REQUEST:
Print each line exactly as it is given.

(Data entries for graphics)
■ ■ ■ ■ ■ ■ ■

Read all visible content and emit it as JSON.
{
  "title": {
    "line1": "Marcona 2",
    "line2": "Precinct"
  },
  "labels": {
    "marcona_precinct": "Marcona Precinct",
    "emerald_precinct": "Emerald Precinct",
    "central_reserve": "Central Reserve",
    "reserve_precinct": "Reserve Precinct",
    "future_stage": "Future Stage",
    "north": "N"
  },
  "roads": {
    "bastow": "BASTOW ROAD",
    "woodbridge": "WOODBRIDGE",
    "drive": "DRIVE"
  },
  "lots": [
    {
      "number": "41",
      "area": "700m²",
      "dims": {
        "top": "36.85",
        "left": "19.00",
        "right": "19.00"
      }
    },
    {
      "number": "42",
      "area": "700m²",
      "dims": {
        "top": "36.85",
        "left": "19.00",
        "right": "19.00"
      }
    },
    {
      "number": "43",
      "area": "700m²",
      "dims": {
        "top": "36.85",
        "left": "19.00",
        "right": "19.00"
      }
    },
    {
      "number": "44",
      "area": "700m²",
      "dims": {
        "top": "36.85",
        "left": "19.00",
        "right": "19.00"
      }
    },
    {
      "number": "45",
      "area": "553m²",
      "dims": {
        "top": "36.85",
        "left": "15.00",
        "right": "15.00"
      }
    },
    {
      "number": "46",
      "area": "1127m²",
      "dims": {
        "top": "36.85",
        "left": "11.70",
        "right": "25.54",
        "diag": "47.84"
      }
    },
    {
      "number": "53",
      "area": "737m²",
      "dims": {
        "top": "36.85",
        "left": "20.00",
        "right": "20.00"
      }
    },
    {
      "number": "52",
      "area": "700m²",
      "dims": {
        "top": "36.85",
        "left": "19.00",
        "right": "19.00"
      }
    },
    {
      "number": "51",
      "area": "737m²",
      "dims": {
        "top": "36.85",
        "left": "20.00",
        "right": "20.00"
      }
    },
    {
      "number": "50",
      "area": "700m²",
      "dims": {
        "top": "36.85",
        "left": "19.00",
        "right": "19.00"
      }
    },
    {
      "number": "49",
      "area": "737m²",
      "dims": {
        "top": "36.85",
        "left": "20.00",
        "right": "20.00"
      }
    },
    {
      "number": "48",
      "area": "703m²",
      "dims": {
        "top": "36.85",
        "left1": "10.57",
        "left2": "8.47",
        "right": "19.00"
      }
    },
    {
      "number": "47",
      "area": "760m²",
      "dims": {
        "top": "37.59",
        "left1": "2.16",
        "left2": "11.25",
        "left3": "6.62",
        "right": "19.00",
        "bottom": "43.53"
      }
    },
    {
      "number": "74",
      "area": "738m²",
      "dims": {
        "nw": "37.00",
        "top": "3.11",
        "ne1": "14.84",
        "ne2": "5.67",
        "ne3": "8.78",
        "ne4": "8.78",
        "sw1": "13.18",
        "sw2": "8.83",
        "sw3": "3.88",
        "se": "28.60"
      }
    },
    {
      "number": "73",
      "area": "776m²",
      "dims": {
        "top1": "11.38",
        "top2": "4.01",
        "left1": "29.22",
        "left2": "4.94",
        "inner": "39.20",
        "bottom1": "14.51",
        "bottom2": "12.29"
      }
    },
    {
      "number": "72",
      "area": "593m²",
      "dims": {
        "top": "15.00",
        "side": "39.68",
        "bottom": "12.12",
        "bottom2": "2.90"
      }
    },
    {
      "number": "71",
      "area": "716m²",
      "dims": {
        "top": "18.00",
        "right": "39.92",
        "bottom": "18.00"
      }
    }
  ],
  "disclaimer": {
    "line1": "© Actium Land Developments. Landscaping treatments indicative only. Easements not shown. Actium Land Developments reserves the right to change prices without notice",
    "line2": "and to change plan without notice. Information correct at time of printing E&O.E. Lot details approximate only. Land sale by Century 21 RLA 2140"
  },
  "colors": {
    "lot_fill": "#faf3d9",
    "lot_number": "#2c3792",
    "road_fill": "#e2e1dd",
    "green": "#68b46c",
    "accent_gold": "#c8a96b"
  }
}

■ ■ ■ ■ ■ ■ ■

TASK RESPONSE:
Read all visible content and emit it as JSON.
{
  "title": {
    "line1": "Marcona 2",
    "line2": "Precinct"
  },
  "labels": {
    "marcona_precinct": "Marcona Precinct",
    "emerald_precinct": "Emerald Precinct",
    "central_reserve": "Central Reserve",
    "reserve_precinct": "Reserve Precinct",
    "future_stage": "Future Stage",
    "north": "N"
  },
  "roads": {
    "bastow": "BASTOW ROAD",
    "woodbridge": "WOODBRIDGE",
    "drive": "DRIVE"
  },
  "lots": [
    {
      "number": "41",
      "area": "700m²",
      "dims": {
        "top": "36.85",
        "left": "19.00",
        "right": "19.00"
      }
    },
    {
      "number": "42",
      "area": "700m²",
      "dims": {
        "top": "36.85",
        "left": "19.00",
        "right": "19.00"
      }
    },
    {
      "number": "43",
      "area": "700m²",
      "dims": {
        "top": "36.85",
        "left": "19.00",
        "right": "19.00"
      }
    },
    {
      "number": "44",
      "area": "700m²",
      "dims": {
        "top": "36.85",
        "left": "19.00",
        "right": "19.00"
      }
    },
    {
      "number": "45",
      "area": "553m²",
      "dims": {
        "top": "36.85",
        "left": "15.00",
        "right": "15.00"
      }
    },
    {
      "number": "46",
      "area": "1127m²",
      "dims": {
        "top": "36.85",
        "left": "11.70",
        "right": "25.54",
        "diag": "47.84"
      }
    },
    {
      "number": "53",
      "area": "737m²",
      "dims": {
        "top": "36.85",
        "left": "20.00",
        "right": "20.00"
      }
    },
    {
      "number": "52",
      "area": "700m²",
      "dims": {
        "top": "36.85",
        "left": "19.00",
        "right": "19.00"
      }
    },
    {
      "number": "51",
      "area": "737m²",
      "dims": {
        "top": "36.85",
        "left": "20.00",
        "right": "20.00"
      }
    },
    {
      "number": "50",
      "area": "700m²",
      "dims": {
        "top": "36.85",
        "left": "19.00",
        "right": "19.00"
      }
    },
    {
      "number": "49",
      "area": "737m²",
      "dims": {
        "top": "36.85",
        "left": "20.00",
        "right": "20.00"
      }
    },
    {
      "number": "48",
      "area": "703m²",
      "dims": {
        "top": "36.85",
        "left1": "10.57",
        "left2": "8.47",
        "right": "19.00"
      }
    },
    {
      "number": "47",
      "area": "760m²",
      "dims": {
        "top": "37.59",
        "left1": "2.16",
        "left2": "11.25",
        "left3": "6.62",
        "right": "19.00",
        "bottom": "43.53"
      }
    },
    {
      "number": "74",
      "area": "738m²",
      "dims": {
        "nw": "37.00",
        "top": "3.11",
        "ne1": "14.84",
        "ne2": "5.67",
        "ne3": "8.78",
        "ne4": "8.78",
        "sw1": "13.18",
        "sw2": "8.83",
        "sw3": "3.88",
        "se": "28.60"
      }
    },
    {
      "number": "73",
      "area": "776m²",
      "dims": {
        "top1": "11.38",
        "top2": "4.01",
        "left1": "29.22",
        "left2": "4.94",
        "inner": "39.20",
        "bottom1": "14.51",
        "bottom2": "12.29"
      }
    },
    {
      "number": "72",
      "area": "593m²",
      "dims": {
        "top": "15.00",
        "side": "39.68",
        "bottom": "12.12",
        "bottom2": "2.90"
      }
    },
    {
      "number": "71",
      "area": "716m²",
      "dims": {
        "top": "18.00",
        "right": "39.92",
        "bottom": "18.00"
      }
    }
  ],
  "disclaimer": {
    "line1": "© Actium Land Developments. Landscaping treatments indicative only. Easements not shown. Actium Land Developments reserves the right to change prices without notice",
    "line2": "and to change plan without notice. Information correct at time of printing E&O.E. Lot details approximate only. Land sale by Century 21 RLA 2140"
  },
  "colors": {
    "lot_fill": "#faf3d9",
    "lot_number": "#2c3792",
    "road_fill": "#e2e1dd",
    "green": "#68b46c",
    "accent_gold": "#c8a96b"
  }
}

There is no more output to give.